Exercise prompt:
Of the lines in this material, how many contain "content"? Answer with a single number only.

* Begin Record set *

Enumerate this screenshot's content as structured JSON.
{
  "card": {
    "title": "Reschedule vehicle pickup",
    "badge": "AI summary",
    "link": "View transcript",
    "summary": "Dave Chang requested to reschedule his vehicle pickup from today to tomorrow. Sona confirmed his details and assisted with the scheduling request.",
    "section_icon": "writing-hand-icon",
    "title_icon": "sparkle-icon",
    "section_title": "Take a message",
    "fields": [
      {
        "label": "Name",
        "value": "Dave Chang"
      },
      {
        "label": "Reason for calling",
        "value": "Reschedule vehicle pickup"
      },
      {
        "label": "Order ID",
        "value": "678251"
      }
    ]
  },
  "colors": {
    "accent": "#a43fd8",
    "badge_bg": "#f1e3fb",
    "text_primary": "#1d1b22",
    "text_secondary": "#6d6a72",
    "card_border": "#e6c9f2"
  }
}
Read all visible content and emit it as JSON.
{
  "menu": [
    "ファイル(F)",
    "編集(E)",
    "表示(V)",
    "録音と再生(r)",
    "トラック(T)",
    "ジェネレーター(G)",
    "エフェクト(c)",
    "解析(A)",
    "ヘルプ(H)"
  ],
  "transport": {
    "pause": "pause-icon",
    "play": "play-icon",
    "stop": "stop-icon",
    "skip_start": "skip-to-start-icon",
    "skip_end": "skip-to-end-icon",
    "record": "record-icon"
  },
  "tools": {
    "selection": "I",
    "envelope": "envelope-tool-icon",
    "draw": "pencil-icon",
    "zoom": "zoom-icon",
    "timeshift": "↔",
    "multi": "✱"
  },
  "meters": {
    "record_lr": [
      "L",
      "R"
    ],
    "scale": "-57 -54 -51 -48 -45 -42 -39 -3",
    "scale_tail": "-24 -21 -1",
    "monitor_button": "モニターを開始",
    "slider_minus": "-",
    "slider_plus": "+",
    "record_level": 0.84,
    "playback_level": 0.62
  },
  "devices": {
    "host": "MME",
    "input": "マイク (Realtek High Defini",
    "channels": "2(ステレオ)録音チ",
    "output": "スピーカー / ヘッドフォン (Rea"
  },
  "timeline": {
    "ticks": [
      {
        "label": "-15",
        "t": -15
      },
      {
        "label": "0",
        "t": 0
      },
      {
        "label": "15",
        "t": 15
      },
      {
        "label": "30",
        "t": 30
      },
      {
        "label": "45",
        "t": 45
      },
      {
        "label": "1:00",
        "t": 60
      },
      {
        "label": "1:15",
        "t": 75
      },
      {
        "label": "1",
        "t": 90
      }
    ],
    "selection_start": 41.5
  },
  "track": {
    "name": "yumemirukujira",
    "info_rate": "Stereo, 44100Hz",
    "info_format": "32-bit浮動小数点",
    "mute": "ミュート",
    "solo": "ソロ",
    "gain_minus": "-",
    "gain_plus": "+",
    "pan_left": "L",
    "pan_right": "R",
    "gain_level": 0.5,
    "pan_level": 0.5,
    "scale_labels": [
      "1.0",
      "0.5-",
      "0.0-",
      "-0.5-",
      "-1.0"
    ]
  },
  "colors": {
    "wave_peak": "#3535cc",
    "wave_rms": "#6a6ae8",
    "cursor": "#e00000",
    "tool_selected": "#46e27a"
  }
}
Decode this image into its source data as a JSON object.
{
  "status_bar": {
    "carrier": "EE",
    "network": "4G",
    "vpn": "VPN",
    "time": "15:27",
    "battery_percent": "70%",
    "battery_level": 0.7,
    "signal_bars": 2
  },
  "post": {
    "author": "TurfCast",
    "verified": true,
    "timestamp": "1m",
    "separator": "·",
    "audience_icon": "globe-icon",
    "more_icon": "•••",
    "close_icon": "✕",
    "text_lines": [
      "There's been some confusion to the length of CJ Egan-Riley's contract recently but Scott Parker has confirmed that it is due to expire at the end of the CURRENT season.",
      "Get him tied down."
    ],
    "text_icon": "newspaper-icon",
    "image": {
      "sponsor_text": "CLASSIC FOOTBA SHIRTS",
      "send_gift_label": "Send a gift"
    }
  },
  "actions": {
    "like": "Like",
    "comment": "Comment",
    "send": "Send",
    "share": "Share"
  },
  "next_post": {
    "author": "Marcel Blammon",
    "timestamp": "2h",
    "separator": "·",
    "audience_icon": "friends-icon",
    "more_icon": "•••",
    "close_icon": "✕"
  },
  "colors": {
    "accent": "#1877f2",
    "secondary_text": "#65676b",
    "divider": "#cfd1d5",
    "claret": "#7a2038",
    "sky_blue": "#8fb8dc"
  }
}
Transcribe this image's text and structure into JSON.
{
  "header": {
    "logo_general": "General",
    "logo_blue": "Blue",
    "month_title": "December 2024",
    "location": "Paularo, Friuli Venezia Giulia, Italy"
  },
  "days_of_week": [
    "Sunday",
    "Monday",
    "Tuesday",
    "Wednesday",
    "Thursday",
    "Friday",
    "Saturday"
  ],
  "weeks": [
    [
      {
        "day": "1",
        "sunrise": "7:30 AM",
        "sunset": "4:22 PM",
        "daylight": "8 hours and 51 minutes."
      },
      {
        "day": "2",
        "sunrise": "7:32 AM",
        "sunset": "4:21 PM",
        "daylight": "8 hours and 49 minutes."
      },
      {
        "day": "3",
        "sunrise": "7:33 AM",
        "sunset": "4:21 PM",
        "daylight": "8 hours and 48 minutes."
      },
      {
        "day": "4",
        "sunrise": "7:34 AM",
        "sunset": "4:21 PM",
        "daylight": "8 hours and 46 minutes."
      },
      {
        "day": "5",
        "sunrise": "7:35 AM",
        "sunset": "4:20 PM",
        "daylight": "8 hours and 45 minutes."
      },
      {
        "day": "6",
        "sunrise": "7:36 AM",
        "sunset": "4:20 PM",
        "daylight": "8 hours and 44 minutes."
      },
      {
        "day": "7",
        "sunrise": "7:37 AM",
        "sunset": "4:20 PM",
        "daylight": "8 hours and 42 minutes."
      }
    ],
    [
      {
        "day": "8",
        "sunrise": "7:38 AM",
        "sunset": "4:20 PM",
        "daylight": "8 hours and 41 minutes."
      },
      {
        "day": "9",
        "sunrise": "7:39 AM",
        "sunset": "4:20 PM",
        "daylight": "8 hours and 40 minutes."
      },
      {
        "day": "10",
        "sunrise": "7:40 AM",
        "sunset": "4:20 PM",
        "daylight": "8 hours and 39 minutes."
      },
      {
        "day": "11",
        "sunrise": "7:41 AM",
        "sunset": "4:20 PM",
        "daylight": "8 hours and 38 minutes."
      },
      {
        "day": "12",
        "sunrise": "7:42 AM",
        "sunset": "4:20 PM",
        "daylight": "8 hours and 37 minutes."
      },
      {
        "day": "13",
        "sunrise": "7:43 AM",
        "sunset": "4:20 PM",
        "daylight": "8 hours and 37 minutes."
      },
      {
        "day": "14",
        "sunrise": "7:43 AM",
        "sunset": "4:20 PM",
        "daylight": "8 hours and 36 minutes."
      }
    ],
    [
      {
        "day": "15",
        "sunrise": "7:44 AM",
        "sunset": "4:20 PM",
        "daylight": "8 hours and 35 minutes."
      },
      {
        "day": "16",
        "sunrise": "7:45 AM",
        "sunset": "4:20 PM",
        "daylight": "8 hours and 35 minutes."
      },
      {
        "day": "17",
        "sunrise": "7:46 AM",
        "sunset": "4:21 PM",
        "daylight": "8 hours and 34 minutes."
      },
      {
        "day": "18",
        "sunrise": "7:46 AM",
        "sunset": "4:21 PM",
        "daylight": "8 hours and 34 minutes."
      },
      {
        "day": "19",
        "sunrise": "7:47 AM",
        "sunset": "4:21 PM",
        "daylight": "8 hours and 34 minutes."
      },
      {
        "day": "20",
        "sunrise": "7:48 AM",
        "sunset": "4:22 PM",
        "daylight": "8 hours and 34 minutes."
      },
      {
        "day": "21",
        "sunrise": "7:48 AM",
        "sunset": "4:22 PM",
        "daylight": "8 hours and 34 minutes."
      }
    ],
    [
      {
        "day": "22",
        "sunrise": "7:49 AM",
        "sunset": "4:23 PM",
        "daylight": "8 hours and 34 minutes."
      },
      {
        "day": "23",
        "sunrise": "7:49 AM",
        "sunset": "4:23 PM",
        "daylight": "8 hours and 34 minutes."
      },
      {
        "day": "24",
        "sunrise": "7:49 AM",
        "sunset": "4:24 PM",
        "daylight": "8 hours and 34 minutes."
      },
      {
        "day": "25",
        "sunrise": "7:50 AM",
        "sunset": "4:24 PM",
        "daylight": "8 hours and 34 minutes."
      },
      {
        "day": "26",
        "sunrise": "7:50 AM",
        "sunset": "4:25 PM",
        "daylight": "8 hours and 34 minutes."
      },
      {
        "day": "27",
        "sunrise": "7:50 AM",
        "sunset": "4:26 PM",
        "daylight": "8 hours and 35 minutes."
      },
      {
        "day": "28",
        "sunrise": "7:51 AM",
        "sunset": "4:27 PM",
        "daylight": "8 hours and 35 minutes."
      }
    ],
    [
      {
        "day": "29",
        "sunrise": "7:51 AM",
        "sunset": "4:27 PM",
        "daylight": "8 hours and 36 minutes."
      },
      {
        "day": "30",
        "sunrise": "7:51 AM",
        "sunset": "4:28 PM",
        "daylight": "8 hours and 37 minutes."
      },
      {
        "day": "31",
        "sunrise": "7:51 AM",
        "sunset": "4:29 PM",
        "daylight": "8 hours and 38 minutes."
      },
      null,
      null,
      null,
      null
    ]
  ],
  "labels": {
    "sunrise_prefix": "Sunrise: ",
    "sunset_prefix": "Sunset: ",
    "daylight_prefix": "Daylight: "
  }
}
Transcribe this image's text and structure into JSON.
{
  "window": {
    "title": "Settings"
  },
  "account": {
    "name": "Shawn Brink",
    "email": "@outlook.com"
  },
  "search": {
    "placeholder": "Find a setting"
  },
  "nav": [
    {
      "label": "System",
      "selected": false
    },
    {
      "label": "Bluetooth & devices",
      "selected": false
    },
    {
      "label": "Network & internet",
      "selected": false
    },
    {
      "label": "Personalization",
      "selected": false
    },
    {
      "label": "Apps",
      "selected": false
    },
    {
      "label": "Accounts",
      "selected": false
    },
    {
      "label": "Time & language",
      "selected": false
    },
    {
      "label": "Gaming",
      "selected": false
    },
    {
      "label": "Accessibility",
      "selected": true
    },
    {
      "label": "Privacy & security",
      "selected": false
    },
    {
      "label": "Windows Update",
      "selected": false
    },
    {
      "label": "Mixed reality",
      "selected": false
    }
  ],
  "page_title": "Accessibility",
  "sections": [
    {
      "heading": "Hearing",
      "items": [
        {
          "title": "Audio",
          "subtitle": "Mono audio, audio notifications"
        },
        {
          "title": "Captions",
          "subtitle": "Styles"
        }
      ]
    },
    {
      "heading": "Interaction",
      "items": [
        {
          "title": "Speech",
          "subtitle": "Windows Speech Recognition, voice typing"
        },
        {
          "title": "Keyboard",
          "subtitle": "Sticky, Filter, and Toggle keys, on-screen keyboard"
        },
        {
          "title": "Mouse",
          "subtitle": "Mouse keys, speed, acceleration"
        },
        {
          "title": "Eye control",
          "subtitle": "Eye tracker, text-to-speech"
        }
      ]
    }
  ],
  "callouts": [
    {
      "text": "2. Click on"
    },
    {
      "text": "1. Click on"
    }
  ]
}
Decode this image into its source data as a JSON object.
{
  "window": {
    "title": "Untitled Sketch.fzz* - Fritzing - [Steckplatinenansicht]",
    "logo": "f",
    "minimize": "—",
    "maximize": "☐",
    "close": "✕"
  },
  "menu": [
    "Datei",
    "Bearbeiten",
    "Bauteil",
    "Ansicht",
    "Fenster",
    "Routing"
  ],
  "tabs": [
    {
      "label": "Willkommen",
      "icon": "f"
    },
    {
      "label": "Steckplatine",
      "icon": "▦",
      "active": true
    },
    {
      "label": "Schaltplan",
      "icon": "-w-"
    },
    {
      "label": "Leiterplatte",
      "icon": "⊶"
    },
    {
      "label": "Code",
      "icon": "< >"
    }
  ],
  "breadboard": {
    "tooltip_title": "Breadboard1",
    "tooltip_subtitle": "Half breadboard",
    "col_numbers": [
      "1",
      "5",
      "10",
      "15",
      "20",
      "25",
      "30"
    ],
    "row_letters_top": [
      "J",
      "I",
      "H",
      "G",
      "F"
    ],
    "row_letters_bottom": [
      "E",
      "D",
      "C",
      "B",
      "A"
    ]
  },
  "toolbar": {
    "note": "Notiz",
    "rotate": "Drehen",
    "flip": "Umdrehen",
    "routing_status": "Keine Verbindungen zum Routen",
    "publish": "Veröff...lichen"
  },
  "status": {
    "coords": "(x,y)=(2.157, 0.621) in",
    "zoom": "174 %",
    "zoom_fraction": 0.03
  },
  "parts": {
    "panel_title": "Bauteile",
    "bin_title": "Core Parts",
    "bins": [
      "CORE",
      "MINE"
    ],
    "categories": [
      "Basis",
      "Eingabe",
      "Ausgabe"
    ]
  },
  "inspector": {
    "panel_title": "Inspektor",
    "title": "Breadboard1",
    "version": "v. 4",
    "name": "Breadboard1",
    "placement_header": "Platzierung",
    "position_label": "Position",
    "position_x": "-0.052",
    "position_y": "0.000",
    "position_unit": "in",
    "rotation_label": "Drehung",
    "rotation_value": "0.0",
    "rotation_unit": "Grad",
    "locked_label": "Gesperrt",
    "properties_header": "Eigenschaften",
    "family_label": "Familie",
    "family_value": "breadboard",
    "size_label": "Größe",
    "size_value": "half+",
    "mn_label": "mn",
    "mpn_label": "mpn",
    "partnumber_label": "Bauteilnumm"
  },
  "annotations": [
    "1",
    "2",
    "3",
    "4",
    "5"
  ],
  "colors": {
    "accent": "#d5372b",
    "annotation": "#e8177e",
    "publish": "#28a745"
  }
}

* End Record set *

Exercise answer:
2